[Chart and figure data]
☆ ☆ ☆ ☆ ☆ ☆ ☆
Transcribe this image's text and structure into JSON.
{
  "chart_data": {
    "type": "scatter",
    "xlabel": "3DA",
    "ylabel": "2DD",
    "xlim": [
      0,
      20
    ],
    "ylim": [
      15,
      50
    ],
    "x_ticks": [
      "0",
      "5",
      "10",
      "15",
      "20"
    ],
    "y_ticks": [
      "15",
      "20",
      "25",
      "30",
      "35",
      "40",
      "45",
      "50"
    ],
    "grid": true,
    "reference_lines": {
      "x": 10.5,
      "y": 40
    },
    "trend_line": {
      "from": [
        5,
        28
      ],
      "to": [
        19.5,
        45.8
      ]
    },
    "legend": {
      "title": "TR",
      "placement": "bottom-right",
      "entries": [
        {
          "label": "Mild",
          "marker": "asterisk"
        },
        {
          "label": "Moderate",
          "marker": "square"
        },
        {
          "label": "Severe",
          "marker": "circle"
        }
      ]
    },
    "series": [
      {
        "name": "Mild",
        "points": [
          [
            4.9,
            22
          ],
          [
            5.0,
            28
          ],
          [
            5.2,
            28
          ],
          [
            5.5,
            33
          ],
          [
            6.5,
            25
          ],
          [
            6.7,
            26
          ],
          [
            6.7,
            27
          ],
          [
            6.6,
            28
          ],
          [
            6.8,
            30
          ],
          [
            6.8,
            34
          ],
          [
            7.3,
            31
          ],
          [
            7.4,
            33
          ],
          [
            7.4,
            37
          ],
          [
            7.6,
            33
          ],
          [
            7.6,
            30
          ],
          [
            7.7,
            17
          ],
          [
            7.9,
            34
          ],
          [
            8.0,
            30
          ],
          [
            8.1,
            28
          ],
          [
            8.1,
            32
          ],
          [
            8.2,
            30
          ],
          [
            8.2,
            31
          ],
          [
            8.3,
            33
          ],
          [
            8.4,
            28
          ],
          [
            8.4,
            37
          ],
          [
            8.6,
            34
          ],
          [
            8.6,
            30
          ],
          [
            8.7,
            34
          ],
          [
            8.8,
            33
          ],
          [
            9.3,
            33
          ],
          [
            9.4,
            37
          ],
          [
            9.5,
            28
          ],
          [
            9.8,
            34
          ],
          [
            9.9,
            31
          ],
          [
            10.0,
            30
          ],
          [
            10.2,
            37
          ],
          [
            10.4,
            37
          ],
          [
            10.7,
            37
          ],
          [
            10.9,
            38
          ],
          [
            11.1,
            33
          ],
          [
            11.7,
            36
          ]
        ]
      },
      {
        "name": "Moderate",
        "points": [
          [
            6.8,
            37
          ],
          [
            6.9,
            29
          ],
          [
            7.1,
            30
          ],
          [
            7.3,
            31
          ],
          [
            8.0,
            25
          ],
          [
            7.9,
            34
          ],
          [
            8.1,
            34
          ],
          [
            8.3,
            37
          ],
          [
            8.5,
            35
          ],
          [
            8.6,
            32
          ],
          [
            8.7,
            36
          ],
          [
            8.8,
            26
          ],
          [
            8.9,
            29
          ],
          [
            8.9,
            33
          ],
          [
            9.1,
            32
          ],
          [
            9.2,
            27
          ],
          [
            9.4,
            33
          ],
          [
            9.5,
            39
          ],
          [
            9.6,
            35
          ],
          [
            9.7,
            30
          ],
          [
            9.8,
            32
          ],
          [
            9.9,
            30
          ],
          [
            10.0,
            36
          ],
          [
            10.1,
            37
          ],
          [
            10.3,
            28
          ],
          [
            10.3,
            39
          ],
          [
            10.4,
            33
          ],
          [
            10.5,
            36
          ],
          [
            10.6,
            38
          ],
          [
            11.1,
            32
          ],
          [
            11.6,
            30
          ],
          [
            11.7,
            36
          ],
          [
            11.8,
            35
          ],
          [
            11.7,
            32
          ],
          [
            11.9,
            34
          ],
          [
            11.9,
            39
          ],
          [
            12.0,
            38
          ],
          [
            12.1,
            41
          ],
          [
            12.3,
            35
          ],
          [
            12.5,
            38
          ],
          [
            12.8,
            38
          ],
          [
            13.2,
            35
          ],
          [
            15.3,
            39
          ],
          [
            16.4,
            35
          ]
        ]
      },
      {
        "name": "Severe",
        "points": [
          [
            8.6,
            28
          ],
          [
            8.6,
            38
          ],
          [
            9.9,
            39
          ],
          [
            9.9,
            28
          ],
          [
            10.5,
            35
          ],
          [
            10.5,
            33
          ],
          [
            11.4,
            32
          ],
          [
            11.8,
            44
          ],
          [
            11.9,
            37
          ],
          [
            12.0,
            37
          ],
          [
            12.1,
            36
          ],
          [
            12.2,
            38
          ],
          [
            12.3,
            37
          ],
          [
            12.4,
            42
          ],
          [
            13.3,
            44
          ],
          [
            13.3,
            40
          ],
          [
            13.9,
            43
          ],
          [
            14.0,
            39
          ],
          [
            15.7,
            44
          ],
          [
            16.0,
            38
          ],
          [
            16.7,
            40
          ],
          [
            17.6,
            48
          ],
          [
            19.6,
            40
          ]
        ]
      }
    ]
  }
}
☆ ☆ ☆ ☆ ☆ ☆ ☆
### The exercise
Return all of the data exactly as it reads.

### Correct response
Transcribe this image's text and structure into JSON.
{
  "chart_data": {
    "type": "scatter",
    "xlabel": "3DA",
    "ylabel": "2DD",
    "xlim": [
      0,
      20
    ],
    "ylim": [
      15,
      50
    ],
    "x_ticks": [
      "0",
      "5",
      "10",
      "15",
      "20"
    ],
    "y_ticks": [
      "15",
      "20",
      "25",
      "30",
      "35",
      "40",
      "45",
      "50"
    ],
    "grid": true,
    "reference_lines": {
      "x": 10.5,
      "y": 40
    },
    "trend_line": {
      "from": [
        5,
        28
      ],
      "to": [
        19.5,
        45.8
      ]
    },
    "legend": {
      "title": "TR",
      "placement": "bottom-right",
      "entries": [
        {
          "label": "Mild",
          "marker": "asterisk"
        },
        {
          "label": "Moderate",
          "marker": "square"
        },
        {
          "label": "Severe",
          "marker": "circle"
        }
      ]
    },
    "series": [
      {
        "name": "Mild",
        "points": [
          [
            4.9,
            22
          ],
          [
            5.0,
            28
          ],
          [
            5.2,
            28
          ],
          [
            5.5,
            33
          ],
          [
            6.5,
            25
          ],
          [
            6.7,
            26
          ],
          [
            6.7,
            27
          ],
          [
            6.6,
            28
          ],
          [
            6.8,
            30
          ],
          [
            6.8,
            34
          ],
          [
            7.3,
            31
          ],
          [
            7.4,
            33
          ],
          [
            7.4,
            37
          ],
          [
            7.6,
            33
          ],
          [
            7.6,
            30
          ],
          [
            7.7,
            17
          ],
          [
            7.9,
            34
          ],
          [
            8.0,
            30
          ],
          [
            8.1,
            28
          ],
          [
            8.1,
            32
          ],
          [
            8.2,
            30
          ],
          [
            8.2,
            31
          ],
          [
            8.3,
            33
          ],
          [
            8.4,
            28
          ],
          [
            8.4,
            37
          ],
          [
            8.6,
            34
          ],
          [
            8.6,
            30
          ],
          [
            8.7,
            34
          ],
          [
            8.8,
            33
          ],
          [
            9.3,
            33
          ],
          [
            9.4,
            37
          ],
          [
            9.5,
            28
          ],
          [
            9.8,
            34
          ],
          [
            9.9,
            31
          ],
          [
            10.0,
            30
          ],
          [
            10.2,
            37
          ],
          [
            10.4,
            37
          ],
          [
            10.7,
            37
          ],
          [
            10.9,
            38
          ],
          [
            11.1,
            33
          ],
          [
            11.7,
            36
          ]
        ]
      },
      {
        "name": "Moderate",
        "points": [
          [
            6.8,
            37
          ],
          [
            6.9,
            29
          ],
          [
            7.1,
            30
          ],
          [
            7.3,
            31
          ],
          [
            8.0,
            25
          ],
          [
            7.9,
            34
          ],
          [
            8.1,
            34
          ],
          [
            8.3,
            37
          ],
          [
            8.5,
            35
          ],
          [
            8.6,
            32
          ],
          [
            8.7,
            36
          ],
          [
            8.8,
            26
          ],
          [
            8.9,
            29
          ],
          [
            8.9,
            33
          ],
          [
            9.1,
            32
          ],
          [
            9.2,
            27
          ],
          [
            9.4,
            33
          ],
          [
            9.5,
            39
          ],
          [
            9.6,
            35
          ],
          [
            9.7,
            30
          ],
          [
            9.8,
            32
          ],
          [
            9.9,
            30
          ],
          [
            10.0,
            36
          ],
          [
            10.1,
            37
          ],
          [
            10.3,
            28
          ],
          [
            10.3,
            39
          ],
          [
            10.4,
            33
          ],
          [
            10.5,
            36
          ],
          [
            10.6,
            38
          ],
          [
            11.1,
            32
          ],
          [
            11.6,
            30
          ],
          [
            11.7,
            36
          ],
          [
            11.8,
            35
          ],
          [
            11.7,
            32
          ],
          [
            11.9,
            34
          ],
          [
            11.9,
            39
          ],
          [
            12.0,
            38
          ],
          [
            12.1,
            41
          ],
          [
            12.3,
            35
          ],
          [
            12.5,
            38
          ],
          [
            12.8,
            38
          ],
          [
            13.2,
            35
          ],
          [
            15.3,
            39
          ],
          [
            16.4,
            35
          ]
        ]
      },
      {
        "name": "Severe",
        "points": [
          [
            8.6,
            28
          ],
          [
            8.6,
            38
          ],
          [
            9.9,
            39
          ],
          [
            9.9,
            28
          ],
          [
            10.5,
            35
          ],
          [
            10.5,
            33
          ],
          [
            11.4,
            32
          ],
          [
            11.8,
            44
          ],
          [
            11.9,
            37
          ],
          [
            12.0,
            37
          ],
          [
            12.1,
            36
          ],
          [
            12.2,
            38
          ],
          [
            12.3,
            37
          ],
          [
            12.4,
            42
          ],
          [
            13.3,
            44
          ],
          [
            13.3,
            40
          ],
          [
            13.9,
            43
          ],
          [
            14.0,
            39
          ],
          [
            15.7,
            44
          ],
          [
            16.0,
            38
          ],
          [
            16.7,
            40
          ],
          [
            17.6,
            48
          ],
          [
            19.6,
            40
          ]
        ]
      }
    ]
  }
}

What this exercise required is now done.